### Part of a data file
Start
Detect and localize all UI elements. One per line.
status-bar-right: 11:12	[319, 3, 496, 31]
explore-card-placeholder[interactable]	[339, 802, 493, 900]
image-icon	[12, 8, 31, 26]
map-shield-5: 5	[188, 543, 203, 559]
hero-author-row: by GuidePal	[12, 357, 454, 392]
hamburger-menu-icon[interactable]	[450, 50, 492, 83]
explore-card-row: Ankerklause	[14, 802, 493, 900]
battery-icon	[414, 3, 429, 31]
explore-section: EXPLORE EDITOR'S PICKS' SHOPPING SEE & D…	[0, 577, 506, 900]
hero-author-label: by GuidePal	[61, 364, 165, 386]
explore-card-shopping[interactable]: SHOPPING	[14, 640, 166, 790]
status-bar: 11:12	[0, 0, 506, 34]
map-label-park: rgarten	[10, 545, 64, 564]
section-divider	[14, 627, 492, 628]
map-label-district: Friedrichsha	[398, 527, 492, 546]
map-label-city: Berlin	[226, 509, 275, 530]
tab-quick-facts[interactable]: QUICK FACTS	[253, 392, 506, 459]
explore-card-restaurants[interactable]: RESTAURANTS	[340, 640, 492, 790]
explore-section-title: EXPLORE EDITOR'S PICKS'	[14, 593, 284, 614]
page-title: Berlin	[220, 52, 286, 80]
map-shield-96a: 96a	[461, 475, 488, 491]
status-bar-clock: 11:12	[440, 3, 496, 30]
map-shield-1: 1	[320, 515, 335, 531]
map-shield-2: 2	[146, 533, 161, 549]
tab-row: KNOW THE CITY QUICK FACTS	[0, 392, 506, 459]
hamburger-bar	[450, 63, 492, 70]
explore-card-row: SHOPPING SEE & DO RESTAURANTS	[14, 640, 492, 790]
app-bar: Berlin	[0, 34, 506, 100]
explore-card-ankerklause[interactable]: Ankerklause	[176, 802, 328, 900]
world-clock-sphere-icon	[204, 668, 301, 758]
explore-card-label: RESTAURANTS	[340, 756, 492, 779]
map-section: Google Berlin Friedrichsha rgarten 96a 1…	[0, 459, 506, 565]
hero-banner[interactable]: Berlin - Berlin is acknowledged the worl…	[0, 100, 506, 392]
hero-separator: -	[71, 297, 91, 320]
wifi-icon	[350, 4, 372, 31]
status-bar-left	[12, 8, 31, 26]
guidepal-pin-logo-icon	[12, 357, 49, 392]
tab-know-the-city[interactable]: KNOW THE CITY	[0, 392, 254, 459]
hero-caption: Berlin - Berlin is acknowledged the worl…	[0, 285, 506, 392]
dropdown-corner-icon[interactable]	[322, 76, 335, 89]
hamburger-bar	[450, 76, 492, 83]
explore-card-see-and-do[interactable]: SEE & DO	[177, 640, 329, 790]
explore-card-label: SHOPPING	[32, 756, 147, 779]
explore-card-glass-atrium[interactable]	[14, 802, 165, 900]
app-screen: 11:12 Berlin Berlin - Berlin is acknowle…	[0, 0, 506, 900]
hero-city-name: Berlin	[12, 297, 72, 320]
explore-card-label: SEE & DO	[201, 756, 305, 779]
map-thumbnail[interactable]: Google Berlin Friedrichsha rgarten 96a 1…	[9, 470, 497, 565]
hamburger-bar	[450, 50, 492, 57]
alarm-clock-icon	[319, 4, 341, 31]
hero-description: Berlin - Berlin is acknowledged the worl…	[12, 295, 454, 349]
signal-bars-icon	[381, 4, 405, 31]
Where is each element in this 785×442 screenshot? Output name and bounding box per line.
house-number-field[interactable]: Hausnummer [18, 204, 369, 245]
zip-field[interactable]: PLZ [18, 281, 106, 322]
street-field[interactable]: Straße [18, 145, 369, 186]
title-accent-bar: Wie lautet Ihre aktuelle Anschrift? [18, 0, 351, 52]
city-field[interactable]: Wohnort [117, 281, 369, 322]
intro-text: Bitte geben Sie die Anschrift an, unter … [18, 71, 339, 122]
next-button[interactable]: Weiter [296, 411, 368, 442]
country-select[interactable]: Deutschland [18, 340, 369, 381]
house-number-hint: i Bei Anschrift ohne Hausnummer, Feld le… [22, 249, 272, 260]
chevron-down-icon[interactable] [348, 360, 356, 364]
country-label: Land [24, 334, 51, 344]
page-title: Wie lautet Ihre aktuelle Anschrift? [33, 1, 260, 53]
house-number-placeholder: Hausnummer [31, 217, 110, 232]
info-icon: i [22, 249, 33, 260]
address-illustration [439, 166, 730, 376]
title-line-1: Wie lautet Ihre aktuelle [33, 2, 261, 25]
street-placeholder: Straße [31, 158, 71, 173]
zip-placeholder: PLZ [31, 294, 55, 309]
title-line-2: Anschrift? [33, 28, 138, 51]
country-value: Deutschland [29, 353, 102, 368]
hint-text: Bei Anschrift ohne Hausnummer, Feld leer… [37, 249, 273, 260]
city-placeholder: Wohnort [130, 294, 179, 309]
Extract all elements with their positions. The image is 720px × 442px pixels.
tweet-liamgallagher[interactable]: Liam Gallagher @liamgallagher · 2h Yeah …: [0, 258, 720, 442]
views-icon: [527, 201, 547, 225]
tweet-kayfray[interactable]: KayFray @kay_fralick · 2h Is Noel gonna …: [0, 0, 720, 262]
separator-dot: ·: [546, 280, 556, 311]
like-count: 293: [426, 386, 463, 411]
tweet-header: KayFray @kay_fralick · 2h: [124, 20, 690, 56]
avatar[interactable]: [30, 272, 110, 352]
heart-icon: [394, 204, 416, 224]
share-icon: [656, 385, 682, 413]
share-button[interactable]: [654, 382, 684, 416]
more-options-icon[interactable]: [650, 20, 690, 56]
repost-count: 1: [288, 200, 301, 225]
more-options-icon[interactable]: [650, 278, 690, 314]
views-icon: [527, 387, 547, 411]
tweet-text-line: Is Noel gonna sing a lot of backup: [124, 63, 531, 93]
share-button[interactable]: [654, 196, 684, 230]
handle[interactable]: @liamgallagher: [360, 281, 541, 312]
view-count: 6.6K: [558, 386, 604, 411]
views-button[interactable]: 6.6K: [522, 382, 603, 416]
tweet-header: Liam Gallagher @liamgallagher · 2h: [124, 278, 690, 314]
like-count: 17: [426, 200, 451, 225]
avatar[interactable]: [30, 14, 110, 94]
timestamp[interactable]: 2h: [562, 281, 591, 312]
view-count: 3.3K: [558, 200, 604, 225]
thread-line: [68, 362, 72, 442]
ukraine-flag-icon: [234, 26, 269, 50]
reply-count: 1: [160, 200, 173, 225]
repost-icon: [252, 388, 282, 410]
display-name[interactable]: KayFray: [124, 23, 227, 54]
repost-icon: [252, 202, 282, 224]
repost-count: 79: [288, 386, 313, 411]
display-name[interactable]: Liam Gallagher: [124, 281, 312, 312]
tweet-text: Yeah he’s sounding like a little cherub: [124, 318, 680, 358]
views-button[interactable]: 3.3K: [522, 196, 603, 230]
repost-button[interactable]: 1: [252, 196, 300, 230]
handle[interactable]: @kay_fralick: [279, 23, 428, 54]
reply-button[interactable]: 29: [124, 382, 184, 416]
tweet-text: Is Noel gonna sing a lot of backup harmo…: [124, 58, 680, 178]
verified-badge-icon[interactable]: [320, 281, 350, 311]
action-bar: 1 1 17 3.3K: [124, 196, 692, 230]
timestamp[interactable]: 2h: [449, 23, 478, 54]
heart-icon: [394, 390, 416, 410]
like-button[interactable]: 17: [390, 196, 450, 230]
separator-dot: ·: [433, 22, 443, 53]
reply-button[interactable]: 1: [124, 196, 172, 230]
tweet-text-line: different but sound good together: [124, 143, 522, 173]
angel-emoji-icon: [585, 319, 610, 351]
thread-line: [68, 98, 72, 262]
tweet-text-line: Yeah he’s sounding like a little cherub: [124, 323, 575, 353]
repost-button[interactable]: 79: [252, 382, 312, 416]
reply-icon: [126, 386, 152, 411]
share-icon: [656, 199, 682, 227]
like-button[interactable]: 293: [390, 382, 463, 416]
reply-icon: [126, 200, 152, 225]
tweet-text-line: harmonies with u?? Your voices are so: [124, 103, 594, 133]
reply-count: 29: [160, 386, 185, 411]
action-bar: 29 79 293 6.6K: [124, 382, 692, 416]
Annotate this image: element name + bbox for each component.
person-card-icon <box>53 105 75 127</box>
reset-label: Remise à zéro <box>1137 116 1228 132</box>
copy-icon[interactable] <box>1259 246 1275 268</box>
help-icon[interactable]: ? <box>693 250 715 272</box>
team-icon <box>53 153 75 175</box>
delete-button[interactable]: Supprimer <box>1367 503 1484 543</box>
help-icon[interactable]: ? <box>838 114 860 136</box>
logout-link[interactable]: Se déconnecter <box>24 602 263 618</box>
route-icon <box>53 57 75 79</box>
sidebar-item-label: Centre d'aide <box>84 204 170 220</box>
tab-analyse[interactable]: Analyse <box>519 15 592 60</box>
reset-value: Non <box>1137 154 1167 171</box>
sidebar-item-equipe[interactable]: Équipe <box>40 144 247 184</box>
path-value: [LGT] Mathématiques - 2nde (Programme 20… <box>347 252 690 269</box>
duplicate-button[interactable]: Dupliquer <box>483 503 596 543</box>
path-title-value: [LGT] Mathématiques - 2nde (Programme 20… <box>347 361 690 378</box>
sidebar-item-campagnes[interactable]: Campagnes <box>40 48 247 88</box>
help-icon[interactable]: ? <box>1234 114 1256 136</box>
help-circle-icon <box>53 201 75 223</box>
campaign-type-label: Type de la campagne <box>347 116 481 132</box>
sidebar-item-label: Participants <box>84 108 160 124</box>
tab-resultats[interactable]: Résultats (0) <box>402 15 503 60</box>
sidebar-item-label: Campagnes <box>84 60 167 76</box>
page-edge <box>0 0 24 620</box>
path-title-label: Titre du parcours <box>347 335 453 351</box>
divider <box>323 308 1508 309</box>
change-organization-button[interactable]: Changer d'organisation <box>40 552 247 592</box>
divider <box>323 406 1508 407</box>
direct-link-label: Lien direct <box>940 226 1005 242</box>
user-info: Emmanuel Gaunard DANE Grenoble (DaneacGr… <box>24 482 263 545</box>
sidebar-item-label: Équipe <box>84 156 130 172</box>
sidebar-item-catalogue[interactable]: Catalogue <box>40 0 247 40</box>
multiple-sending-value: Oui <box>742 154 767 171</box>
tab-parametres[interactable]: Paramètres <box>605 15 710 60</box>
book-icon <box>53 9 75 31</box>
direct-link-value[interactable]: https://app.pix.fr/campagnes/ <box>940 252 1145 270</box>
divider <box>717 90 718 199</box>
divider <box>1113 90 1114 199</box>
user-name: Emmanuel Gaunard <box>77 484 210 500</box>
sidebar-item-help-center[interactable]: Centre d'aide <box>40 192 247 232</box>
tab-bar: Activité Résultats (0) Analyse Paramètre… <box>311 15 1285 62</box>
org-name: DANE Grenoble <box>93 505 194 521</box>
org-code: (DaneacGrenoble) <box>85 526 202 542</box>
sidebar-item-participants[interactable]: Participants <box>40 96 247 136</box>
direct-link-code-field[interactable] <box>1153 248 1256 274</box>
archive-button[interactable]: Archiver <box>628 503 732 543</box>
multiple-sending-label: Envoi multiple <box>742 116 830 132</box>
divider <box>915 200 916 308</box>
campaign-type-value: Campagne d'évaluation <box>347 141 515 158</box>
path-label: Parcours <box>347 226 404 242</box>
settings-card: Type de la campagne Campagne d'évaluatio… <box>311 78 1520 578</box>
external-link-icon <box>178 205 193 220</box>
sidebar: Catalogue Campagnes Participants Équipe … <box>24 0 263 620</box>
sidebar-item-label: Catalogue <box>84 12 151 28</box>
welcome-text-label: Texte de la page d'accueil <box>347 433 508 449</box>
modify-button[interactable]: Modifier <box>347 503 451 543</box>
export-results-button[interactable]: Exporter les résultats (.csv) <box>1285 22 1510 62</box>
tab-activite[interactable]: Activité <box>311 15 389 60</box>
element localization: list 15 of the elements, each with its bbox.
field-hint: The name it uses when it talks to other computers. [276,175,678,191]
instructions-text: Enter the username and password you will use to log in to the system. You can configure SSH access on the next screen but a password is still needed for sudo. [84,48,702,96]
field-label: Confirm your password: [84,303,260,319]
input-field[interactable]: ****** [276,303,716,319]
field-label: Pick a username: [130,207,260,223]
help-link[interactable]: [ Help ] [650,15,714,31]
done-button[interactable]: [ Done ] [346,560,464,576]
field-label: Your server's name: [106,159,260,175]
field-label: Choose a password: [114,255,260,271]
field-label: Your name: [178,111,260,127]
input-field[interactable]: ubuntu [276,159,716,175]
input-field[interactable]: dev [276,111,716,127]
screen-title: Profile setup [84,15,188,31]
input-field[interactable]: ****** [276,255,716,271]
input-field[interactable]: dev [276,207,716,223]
End
### What the exercise asks
Express everything from the first of the lines above down to the line containing "509, 275, 530]", both ends included, as a JSON list of strings with one string per line and no blank lines.

### Solution
[
  "Detect and localize all UI elements. One per line.",
  "status-bar-right: 11:12\t[319, 3, 496, 31]",
  "explore-card-placeholder[interactable]\t[339, 802, 493, 900]",
  "image-icon\t[12, 8, 31, 26]",
  "map-shield-5: 5\t[188, 543, 203, 559]",
  "hero-author-row: by GuidePal\t[12, 357, 454, 392]",
  "hamburger-menu-icon[interactable]\t[450, 50, 492, 83]",
  "explore-card-row: Ankerklause\t[14, 802, 493, 900]",
  "battery-icon\t[414, 3, 429, 31]",
  "explore-section: EXPLORE EDITOR'S PICKS' SHOPPING SEE & D…\t[0, 577, 506, 900]",
  "hero-author-label: by GuidePal\t[61, 364, 165, 386]",
  "explore-card-shopping[interactable]: SHOPPING\t[14, 640, 166, 790]",
  "status-bar: 11:12\t[0, 0, 506, 34]",
  "map-label-park: rgarten\t[10, 545, 64, 564]",
  "section-divider\t[14, 627, 492, 628]",
  "map-label-district: Friedrichsha\t[398, 527, 492, 546]",
  "map-label-city: Berlin\t[226, 509, 275, 530]"
]